■ Data provided

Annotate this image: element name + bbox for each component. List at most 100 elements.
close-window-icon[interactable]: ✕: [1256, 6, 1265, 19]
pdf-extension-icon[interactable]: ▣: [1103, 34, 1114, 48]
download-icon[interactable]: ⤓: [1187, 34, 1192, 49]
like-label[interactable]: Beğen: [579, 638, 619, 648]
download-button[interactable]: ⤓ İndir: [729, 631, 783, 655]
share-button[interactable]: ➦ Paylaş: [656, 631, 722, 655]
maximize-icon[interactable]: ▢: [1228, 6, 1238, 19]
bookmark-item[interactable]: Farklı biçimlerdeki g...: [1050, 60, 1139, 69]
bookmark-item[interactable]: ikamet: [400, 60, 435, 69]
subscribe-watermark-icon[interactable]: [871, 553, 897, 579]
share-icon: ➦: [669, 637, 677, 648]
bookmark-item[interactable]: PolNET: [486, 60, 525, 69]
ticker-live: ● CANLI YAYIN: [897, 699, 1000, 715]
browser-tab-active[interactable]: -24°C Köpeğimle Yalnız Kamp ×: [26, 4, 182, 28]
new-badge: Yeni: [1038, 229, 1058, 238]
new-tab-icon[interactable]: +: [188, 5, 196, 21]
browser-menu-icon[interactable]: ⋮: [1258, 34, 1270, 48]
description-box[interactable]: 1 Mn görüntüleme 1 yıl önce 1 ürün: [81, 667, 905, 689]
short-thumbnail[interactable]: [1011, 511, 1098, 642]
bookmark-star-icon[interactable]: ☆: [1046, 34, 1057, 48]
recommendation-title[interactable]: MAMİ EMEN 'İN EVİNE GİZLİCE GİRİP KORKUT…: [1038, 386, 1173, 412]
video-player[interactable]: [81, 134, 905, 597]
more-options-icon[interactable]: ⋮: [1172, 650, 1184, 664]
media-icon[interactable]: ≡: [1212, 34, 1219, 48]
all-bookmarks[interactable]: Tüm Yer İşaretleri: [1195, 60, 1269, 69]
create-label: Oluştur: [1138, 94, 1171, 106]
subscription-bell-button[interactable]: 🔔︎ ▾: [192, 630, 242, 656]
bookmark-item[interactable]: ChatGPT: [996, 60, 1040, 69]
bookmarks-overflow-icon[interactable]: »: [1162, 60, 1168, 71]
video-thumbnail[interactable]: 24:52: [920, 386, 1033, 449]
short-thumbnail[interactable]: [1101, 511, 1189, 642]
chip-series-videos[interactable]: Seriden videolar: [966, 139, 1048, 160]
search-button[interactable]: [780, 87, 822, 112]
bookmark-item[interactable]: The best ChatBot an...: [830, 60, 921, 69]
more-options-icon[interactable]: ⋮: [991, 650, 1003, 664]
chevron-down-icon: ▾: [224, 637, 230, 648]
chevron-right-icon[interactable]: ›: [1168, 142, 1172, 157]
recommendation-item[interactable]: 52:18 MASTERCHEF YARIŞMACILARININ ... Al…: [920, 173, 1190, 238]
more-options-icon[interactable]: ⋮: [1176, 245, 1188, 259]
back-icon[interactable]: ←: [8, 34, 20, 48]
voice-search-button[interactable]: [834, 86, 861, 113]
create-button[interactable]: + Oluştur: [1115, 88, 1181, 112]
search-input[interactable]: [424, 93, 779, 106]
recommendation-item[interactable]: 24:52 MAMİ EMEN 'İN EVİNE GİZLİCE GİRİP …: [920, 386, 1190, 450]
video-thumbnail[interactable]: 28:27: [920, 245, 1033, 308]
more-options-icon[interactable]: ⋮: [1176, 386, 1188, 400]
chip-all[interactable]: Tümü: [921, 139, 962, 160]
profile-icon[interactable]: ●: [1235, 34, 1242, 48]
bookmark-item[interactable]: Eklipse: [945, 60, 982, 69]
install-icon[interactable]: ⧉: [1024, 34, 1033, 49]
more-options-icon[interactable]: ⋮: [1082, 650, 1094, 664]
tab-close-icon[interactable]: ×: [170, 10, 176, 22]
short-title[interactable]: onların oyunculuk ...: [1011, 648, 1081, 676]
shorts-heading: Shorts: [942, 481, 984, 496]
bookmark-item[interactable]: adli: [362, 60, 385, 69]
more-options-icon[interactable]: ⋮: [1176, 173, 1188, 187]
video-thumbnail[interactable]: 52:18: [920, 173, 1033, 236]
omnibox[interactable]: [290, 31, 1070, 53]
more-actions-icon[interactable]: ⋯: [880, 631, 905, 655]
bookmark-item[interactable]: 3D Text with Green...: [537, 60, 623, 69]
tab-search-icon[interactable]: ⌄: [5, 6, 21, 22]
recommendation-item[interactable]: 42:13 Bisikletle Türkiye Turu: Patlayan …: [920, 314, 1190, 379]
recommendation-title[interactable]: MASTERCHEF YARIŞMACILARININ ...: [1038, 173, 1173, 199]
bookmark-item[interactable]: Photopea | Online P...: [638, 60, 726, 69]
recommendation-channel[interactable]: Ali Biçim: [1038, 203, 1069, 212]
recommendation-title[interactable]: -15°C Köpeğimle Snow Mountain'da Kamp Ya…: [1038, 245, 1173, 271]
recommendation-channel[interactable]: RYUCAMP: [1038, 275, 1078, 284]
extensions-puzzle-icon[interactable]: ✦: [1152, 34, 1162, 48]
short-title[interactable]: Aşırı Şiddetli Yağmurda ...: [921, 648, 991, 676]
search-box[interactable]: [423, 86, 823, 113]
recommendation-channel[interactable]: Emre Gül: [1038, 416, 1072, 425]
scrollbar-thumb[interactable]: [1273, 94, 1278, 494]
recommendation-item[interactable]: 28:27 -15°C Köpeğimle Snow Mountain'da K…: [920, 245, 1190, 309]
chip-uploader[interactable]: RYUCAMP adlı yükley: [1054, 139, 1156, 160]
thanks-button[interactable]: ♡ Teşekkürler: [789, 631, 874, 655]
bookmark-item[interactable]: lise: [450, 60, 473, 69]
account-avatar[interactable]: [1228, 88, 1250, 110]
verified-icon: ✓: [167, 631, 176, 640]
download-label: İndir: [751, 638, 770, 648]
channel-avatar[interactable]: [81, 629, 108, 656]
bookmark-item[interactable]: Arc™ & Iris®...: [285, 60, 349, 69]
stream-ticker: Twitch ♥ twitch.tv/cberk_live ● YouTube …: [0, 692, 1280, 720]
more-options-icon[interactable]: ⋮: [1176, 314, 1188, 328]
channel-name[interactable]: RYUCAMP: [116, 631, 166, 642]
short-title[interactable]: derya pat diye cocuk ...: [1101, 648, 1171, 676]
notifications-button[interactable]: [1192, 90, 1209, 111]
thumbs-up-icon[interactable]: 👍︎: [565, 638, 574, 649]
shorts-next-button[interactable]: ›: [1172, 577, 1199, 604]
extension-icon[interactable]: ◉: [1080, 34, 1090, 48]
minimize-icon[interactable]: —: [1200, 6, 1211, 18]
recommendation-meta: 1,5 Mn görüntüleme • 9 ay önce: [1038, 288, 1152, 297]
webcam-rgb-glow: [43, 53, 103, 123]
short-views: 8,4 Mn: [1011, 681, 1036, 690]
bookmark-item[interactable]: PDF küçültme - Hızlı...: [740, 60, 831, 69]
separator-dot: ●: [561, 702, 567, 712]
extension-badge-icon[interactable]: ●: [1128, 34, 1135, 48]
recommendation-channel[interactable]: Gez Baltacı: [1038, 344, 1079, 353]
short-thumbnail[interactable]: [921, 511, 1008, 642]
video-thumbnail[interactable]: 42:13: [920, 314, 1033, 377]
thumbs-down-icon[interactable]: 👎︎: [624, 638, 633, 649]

■ Set exercise
Copy every line of the records above, substituting "bookmark-link" for each occurrence of "bookmark-item" and leaving everything else as it is.

■ Solution
Annotate this image: element name + bbox for each component. List at most 100 elements.
close-window-icon[interactable]: ✕: [1256, 6, 1265, 19]
pdf-extension-icon[interactable]: ▣: [1103, 34, 1114, 48]
download-icon[interactable]: ⤓: [1187, 34, 1192, 49]
like-label[interactable]: Beğen: [579, 638, 619, 648]
download-button[interactable]: ⤓ İndir: [729, 631, 783, 655]
share-button[interactable]: ➦ Paylaş: [656, 631, 722, 655]
maximize-icon[interactable]: ▢: [1228, 6, 1238, 19]
bookmark-link[interactable]: Farklı biçimlerdeki g...: [1050, 60, 1139, 69]
bookmark-link[interactable]: ikamet: [400, 60, 435, 69]
subscribe-watermark-icon[interactable]: [871, 553, 897, 579]
share-icon: ➦: [669, 637, 677, 648]
bookmark-link[interactable]: PolNET: [486, 60, 525, 69]
ticker-live: ● CANLI YAYIN: [897, 699, 1000, 715]
browser-tab-active[interactable]: -24°C Köpeğimle Yalnız Kamp ×: [26, 4, 182, 28]
new-badge: Yeni: [1038, 229, 1058, 238]
new-tab-icon[interactable]: +: [188, 5, 196, 21]
browser-menu-icon[interactable]: ⋮: [1258, 34, 1270, 48]
description-box[interactable]: 1 Mn görüntüleme 1 yıl önce 1 ürün: [81, 667, 905, 689]
short-thumbnail[interactable]: [1011, 511, 1098, 642]
bookmark-star-icon[interactable]: ☆: [1046, 34, 1057, 48]
recommendation-title[interactable]: MAMİ EMEN 'İN EVİNE GİZLİCE GİRİP KORKUT…: [1038, 386, 1173, 412]
video-player[interactable]: [81, 134, 905, 597]
more-options-icon[interactable]: ⋮: [1172, 650, 1184, 664]
media-icon[interactable]: ≡: [1212, 34, 1219, 48]
all-bookmarks[interactable]: Tüm Yer İşaretleri: [1195, 60, 1269, 69]
create-label: Oluştur: [1138, 94, 1171, 106]
subscription-bell-button[interactable]: 🔔︎ ▾: [192, 630, 242, 656]
bookmark-link[interactable]: ChatGPT: [996, 60, 1040, 69]
bookmarks-overflow-icon[interactable]: »: [1162, 60, 1168, 71]
video-thumbnail[interactable]: 24:52: [920, 386, 1033, 449]
short-thumbnail[interactable]: [1101, 511, 1189, 642]
chip-series-videos[interactable]: Seriden videolar: [966, 139, 1048, 160]
search-button[interactable]: [780, 87, 822, 112]
bookmark-link[interactable]: The best ChatBot an...: [830, 60, 921, 69]
more-options-icon[interactable]: ⋮: [991, 650, 1003, 664]
chevron-down-icon: ▾: [224, 637, 230, 648]
chevron-right-icon[interactable]: ›: [1168, 142, 1172, 157]
recommendation-item[interactable]: 52:18 MASTERCHEF YARIŞMACILARININ ... Al…: [920, 173, 1190, 238]
more-options-icon[interactable]: ⋮: [1176, 245, 1188, 259]
back-icon[interactable]: ←: [8, 34, 20, 48]
voice-search-button[interactable]: [834, 86, 861, 113]
create-button[interactable]: + Oluştur: [1115, 88, 1181, 112]
search-input[interactable]: [424, 93, 779, 106]
recommendation-item[interactable]: 24:52 MAMİ EMEN 'İN EVİNE GİZLİCE GİRİP …: [920, 386, 1190, 450]
video-thumbnail[interactable]: 28:27: [920, 245, 1033, 308]
more-options-icon[interactable]: ⋮: [1176, 386, 1188, 400]
chip-all[interactable]: Tümü: [921, 139, 962, 160]
profile-icon[interactable]: ●: [1235, 34, 1242, 48]
bookmark-link[interactable]: Eklipse: [945, 60, 982, 69]
install-icon[interactable]: ⧉: [1024, 34, 1033, 49]
more-options-icon[interactable]: ⋮: [1082, 650, 1094, 664]
tab-close-icon[interactable]: ×: [170, 10, 176, 22]
short-title[interactable]: onların oyunculuk ...: [1011, 648, 1081, 676]
shorts-heading: Shorts: [942, 481, 984, 496]
bookmark-link[interactable]: adli: [362, 60, 385, 69]
more-options-icon[interactable]: ⋮: [1176, 173, 1188, 187]
video-thumbnail[interactable]: 52:18: [920, 173, 1033, 236]
omnibox[interactable]: [290, 31, 1070, 53]
more-actions-icon[interactable]: ⋯: [880, 631, 905, 655]
bookmark-link[interactable]: 3D Text with Green...: [537, 60, 623, 69]
tab-search-icon[interactable]: ⌄: [5, 6, 21, 22]
recommendation-item[interactable]: 42:13 Bisikletle Türkiye Turu: Patlayan …: [920, 314, 1190, 379]
recommendation-title[interactable]: MASTERCHEF YARIŞMACILARININ ...: [1038, 173, 1173, 199]
bookmark-link[interactable]: Photopea | Online P...: [638, 60, 726, 69]
recommendation-channel[interactable]: Ali Biçim: [1038, 203, 1069, 212]
recommendation-title[interactable]: -15°C Köpeğimle Snow Mountain'da Kamp Ya…: [1038, 245, 1173, 271]
recommendation-channel[interactable]: RYUCAMP: [1038, 275, 1078, 284]
extensions-puzzle-icon[interactable]: ✦: [1152, 34, 1162, 48]
short-title[interactable]: Aşırı Şiddetli Yağmurda ...: [921, 648, 991, 676]
search-box[interactable]: [423, 86, 823, 113]
recommendation-channel[interactable]: Emre Gül: [1038, 416, 1072, 425]
scrollbar-thumb[interactable]: [1273, 94, 1278, 494]
recommendation-item[interactable]: 28:27 -15°C Köpeğimle Snow Mountain'da K…: [920, 245, 1190, 309]
chip-uploader[interactable]: RYUCAMP adlı yükley: [1054, 139, 1156, 160]
thanks-button[interactable]: ♡ Teşekkürler: [789, 631, 874, 655]
bookmark-link[interactable]: lise: [450, 60, 473, 69]
account-avatar[interactable]: [1228, 88, 1250, 110]
verified-icon: ✓: [167, 631, 176, 640]
download-label: İndir: [751, 638, 770, 648]
channel-avatar[interactable]: [81, 629, 108, 656]
bookmark-link[interactable]: Arc™ & Iris®...: [285, 60, 349, 69]
stream-ticker: Twitch ♥ twitch.tv/cberk_live ● YouTube …: [0, 692, 1280, 720]
more-options-icon[interactable]: ⋮: [1176, 314, 1188, 328]
channel-name[interactable]: RYUCAMP: [116, 631, 166, 642]
short-title[interactable]: derya pat diye cocuk ...: [1101, 648, 1171, 676]
notifications-button[interactable]: [1192, 90, 1209, 111]
thumbs-up-icon[interactable]: 👍︎: [565, 638, 574, 649]
shorts-next-button[interactable]: ›: [1172, 577, 1199, 604]
extension-icon[interactable]: ◉: [1080, 34, 1090, 48]
minimize-icon[interactable]: —: [1200, 6, 1211, 18]
recommendation-meta: 1,5 Mn görüntüleme • 9 ay önce: [1038, 288, 1152, 297]
webcam-rgb-glow: [43, 53, 103, 123]
short-views: 8,4 Mn: [1011, 681, 1036, 690]
bookmark-link[interactable]: PDF küçültme - Hızlı...: [740, 60, 831, 69]
separator-dot: ●: [561, 702, 567, 712]
extension-badge-icon[interactable]: ●: [1128, 34, 1135, 48]
recommendation-channel[interactable]: Gez Baltacı: [1038, 344, 1079, 353]
short-thumbnail[interactable]: [921, 511, 1008, 642]
video-thumbnail[interactable]: 42:13: [920, 314, 1033, 377]
thumbs-down-icon[interactable]: 👎︎: [624, 638, 633, 649]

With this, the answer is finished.